* _SET EXERCISE_: Exactly reproduce the entries, dropping any pictures from your copy.

^^^^^^^^^^^^^^^^

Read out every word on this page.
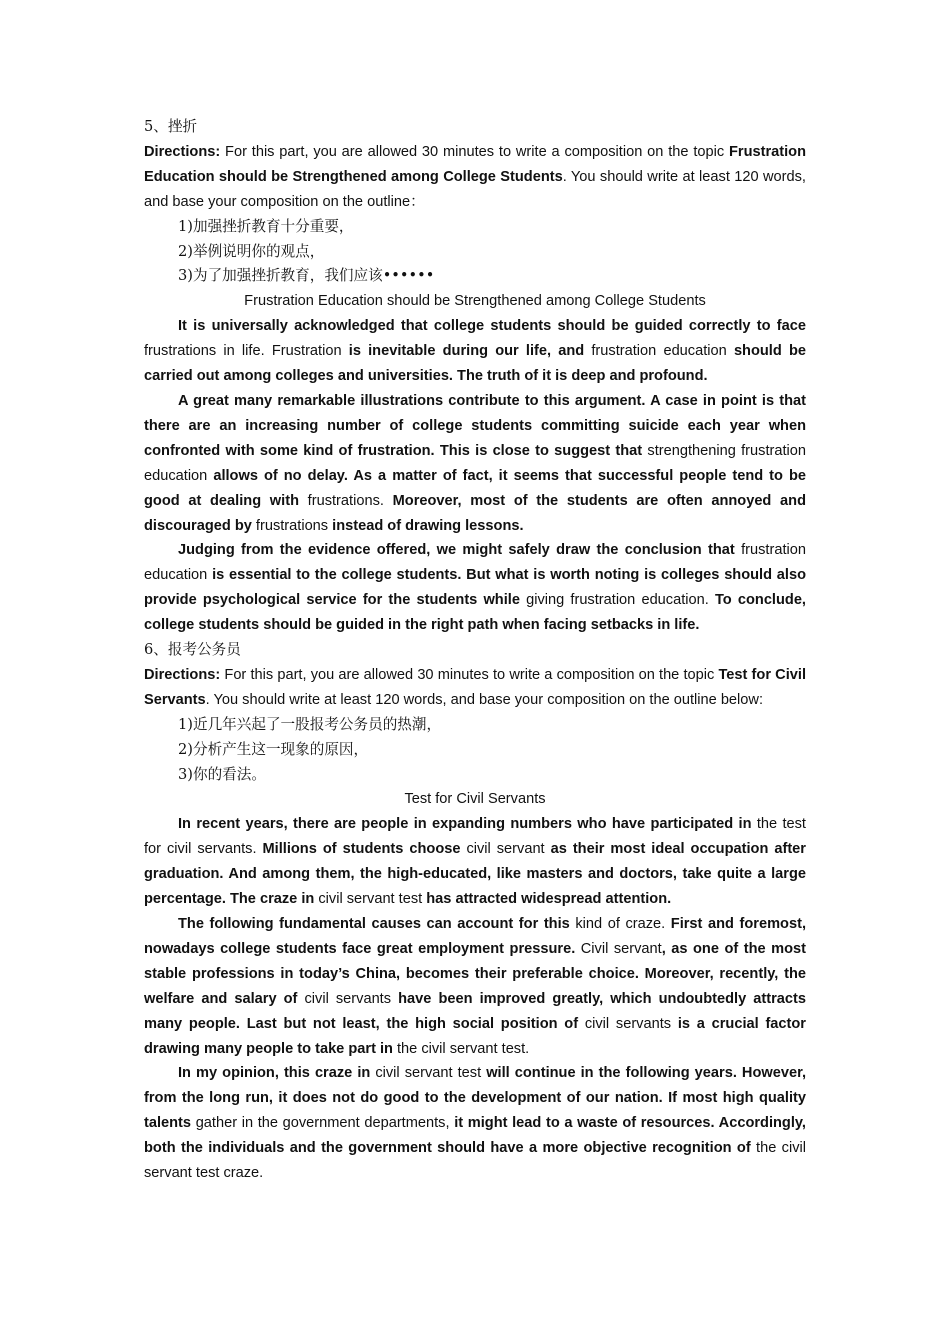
5、挫折

Directions: For this part, you are allowed 30 minutes to write a composition on the topic Frustration Education should be Strengthened among College Students. You should write at least 120 words, and base your composition on the outline：

1)加强挫折教育十分重要，

2)举例说明你的观点，

3)为了加强挫折教育，我们应该••••••

Frustration Education should be Strengthened among College Students

It is universally acknowledged that college students should be guided correctly to face frustrations in life. Frustration is inevitable during our life, and frustration education should be carried out among colleges and universities. The truth of it is deep and profound.

A great many remarkable illustrations contribute to this argument. A case in point is that there are an increasing number of college students committing suicide each year when confronted with some kind of frustration. This is close to suggest that strengthening frustration education allows of no delay. As a matter of fact, it seems that successful people tend to be good at dealing with frustrations. Moreover, most of the students are often annoyed and discouraged by frustrations instead of drawing lessons.

Judging from the evidence offered, we might safely draw the conclusion that frustration education is essential to the college students. But what is worth noting is colleges should also provide psychological service for the students while giving frustration education. To conclude, college students should be guided in the right path when facing setbacks in life.

6、报考公务员

Directions: For this part, you are allowed 30 minutes to write a composition on the topic Test for Civil Servants. You should write at least 120 words, and base your composition on the outline below:

1)近几年兴起了一股报考公务员的热潮，

2)分析产生这一现象的原因，

3)你的看法。

Test for Civil Servants

In recent years, there are people in expanding numbers who have participated in the test for civil servants. Millions of students choose civil servant as their most ideal occupation after graduation. And among them, the high-educated, like masters and doctors, take quite a large percentage. The craze in civil servant test has attracted widespread attention.

The following fundamental causes can account for this kind of craze. First and foremost, nowadays college students face great employment pressure. Civil servant, as one of the most stable professions in today’s China, becomes their preferable choice. Moreover, recently, the welfare and salary of civil servants have been improved greatly, which undoubtedly attracts many people. Last but not least, the high social position of civil servants is a crucial factor drawing many people to take part in the civil servant test.

In my opinion, this craze in civil servant test will continue in the following years. However, from the long run, it does not do good to the development of our nation. If most high quality talents gather in the government departments, it might lead to a waste of resources. Accordingly, both the individuals and the government should have a more objective recognition of the civil servant test craze.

^^^^^^^^^^^^^^^^

* _SOLUTION TO THIS TASK_:
Read out every word on this page.
5、挫折

Directions: For this part, you are allowed 30 minutes to write a composition on the topic Frustration Education should be Strengthened among College Students. You should write at least 120 words, and base your composition on the outline：

1)加强挫折教育十分重要，

2)举例说明你的观点，

3)为了加强挫折教育，我们应该••••••

Frustration Education should be Strengthened among College Students

It is universally acknowledged that college students should be guided correctly to face frustrations in life. Frustration is inevitable during our life, and frustration education should be carried out among colleges and universities. The truth of it is deep and profound.

A great many remarkable illustrations contribute to this argument. A case in point is that there are an increasing number of college students committing suicide each year when confronted with some kind of frustration. This is close to suggest that strengthening frustration education allows of no delay. As a matter of fact, it seems that successful people tend to be good at dealing with frustrations. Moreover, most of the students are often annoyed and discouraged by frustrations instead of drawing lessons.

Judging from the evidence offered, we might safely draw the conclusion that frustration education is essential to the college students. But what is worth noting is colleges should also provide psychological service for the students while giving frustration education. To conclude, college students should be guided in the right path when facing setbacks in life.

6、报考公务员

Directions: For this part, you are allowed 30 minutes to write a composition on the topic Test for Civil Servants. You should write at least 120 words, and base your composition on the outline below:

1)近几年兴起了一股报考公务员的热潮，

2)分析产生这一现象的原因，

3)你的看法。

Test for Civil Servants

In recent years, there are people in expanding numbers who have participated in the test for civil servants. Millions of students choose civil servant as their most ideal occupation after graduation. And among them, the high-educated, like masters and doctors, take quite a large percentage. The craze in civil servant test has attracted widespread attention.

The following fundamental causes can account for this kind of craze. First and foremost, nowadays college students face great employment pressure. Civil servant, as one of the most stable professions in today’s China, becomes their preferable choice. Moreover, recently, the welfare and salary of civil servants have been improved greatly, which undoubtedly attracts many people. Last but not least, the high social position of civil servants is a crucial factor drawing many people to take part in the civil servant test.

In my opinion, this craze in civil servant test will continue in the following years. However, from the long run, it does not do good to the development of our nation. If most high quality talents gather in the government departments, it might lead to a waste of resources. Accordingly, both the individuals and the government should have a more objective recognition of the civil servant test craze.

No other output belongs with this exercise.